= Document section =
==*==
# Evicting tenants



## lyonsa3 (16 Aug 2007)

I was looking for some advise on my current suitation.

Tenants currently in my property for 6 months. Rent has stopped been paid and I can't get in contact with them (mobile switched off). I plan to serve them with a termination of contract notice over the weekend.  What i'd like to know is what happend to the months rent deposit I recieved from them at the beginning of the lease? I legally have to give them 35 days notice for vacation of the property.  Can I use this months deposit to cover that extra 35 days they are in my property? Or are they entitled to get this back (less of course and damage or outstanding bills)?

Also, can the tenants agree with myself a lesser term for vacation, say 7 days?


----------



## MrMan (16 Aug 2007)

You can agree a term of one day if it suits both parties, the notice is onlt there to protect them even though they don't seem to need any protection!.

If they have reneged on their rent and there is a good chance they won't pay it when they get their notice then you are entitled to keep the deposit as that is what it's for. You may find that it won't cover all costs but at least its something and I would set a date for them to leave straight away.
==*==
= Given data =
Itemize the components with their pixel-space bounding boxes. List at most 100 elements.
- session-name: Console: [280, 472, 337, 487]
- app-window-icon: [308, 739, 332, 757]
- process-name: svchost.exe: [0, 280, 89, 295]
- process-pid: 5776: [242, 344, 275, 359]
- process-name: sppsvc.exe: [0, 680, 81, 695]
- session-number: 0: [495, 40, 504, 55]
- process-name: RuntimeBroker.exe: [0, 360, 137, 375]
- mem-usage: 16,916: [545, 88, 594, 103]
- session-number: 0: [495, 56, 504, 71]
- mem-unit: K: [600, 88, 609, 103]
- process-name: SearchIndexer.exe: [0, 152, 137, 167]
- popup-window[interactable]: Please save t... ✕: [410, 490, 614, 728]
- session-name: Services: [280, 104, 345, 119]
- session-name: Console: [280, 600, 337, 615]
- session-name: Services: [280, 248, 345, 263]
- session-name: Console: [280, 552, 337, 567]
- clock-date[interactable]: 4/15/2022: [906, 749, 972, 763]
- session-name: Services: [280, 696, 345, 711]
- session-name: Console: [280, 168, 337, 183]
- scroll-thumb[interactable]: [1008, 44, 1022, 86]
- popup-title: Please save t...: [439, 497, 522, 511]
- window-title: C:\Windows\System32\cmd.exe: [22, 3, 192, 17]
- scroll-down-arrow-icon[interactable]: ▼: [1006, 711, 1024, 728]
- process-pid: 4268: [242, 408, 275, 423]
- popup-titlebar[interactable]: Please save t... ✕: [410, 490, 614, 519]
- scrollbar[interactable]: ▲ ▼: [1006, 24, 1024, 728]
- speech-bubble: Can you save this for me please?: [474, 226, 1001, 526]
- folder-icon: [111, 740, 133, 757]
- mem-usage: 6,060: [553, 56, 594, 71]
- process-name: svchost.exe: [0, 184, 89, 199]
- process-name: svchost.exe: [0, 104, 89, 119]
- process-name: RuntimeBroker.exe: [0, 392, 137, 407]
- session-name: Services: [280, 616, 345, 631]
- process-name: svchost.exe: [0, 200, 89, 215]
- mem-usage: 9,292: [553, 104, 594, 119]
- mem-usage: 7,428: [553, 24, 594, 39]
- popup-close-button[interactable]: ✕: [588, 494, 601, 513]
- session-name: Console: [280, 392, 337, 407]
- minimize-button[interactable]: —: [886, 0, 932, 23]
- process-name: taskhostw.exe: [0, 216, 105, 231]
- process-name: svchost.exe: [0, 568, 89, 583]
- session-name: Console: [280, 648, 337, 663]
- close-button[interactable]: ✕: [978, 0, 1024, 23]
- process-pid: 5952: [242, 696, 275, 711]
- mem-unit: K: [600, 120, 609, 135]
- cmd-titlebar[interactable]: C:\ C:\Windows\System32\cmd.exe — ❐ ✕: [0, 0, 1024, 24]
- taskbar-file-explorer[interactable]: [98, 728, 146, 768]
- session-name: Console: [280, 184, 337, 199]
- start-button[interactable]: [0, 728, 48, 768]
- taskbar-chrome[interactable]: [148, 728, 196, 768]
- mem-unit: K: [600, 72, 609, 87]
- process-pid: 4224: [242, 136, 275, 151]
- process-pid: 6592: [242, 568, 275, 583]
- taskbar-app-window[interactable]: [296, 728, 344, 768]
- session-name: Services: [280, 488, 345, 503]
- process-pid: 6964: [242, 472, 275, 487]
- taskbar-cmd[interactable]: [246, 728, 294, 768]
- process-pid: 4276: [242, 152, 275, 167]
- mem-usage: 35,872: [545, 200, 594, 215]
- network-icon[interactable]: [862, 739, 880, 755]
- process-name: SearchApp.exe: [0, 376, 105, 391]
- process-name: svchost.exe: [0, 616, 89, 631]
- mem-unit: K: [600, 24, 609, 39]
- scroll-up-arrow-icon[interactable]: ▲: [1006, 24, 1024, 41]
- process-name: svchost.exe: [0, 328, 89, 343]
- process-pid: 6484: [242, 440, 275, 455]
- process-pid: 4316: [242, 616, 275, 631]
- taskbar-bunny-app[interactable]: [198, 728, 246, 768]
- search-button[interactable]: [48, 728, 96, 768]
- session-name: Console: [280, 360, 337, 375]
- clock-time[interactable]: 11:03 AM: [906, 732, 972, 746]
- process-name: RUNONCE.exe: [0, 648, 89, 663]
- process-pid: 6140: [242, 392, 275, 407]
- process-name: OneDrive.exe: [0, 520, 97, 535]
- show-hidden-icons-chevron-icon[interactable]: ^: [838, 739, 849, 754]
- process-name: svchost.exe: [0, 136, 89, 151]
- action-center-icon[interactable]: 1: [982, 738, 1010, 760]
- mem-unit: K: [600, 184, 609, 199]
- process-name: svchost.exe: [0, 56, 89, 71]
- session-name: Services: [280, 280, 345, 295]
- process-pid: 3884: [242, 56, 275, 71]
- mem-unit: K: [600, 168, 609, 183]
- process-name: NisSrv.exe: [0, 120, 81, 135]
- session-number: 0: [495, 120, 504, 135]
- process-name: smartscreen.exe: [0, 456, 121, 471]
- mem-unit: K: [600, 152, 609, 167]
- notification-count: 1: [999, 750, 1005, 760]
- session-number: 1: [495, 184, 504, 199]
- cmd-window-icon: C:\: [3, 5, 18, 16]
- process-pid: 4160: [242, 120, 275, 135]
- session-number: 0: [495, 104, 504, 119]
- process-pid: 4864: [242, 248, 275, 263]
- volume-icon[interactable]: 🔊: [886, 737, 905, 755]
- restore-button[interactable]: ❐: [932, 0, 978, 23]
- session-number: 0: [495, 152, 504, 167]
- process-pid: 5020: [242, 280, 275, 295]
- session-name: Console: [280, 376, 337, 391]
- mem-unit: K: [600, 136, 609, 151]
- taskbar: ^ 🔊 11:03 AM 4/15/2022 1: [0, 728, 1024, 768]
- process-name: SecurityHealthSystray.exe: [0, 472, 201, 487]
==*==
= Requirements =
In the thread on evicting tenants, how many days' notice does the landlord say must legally be given for the tenants to leave the property?

= Task solution =
35 days.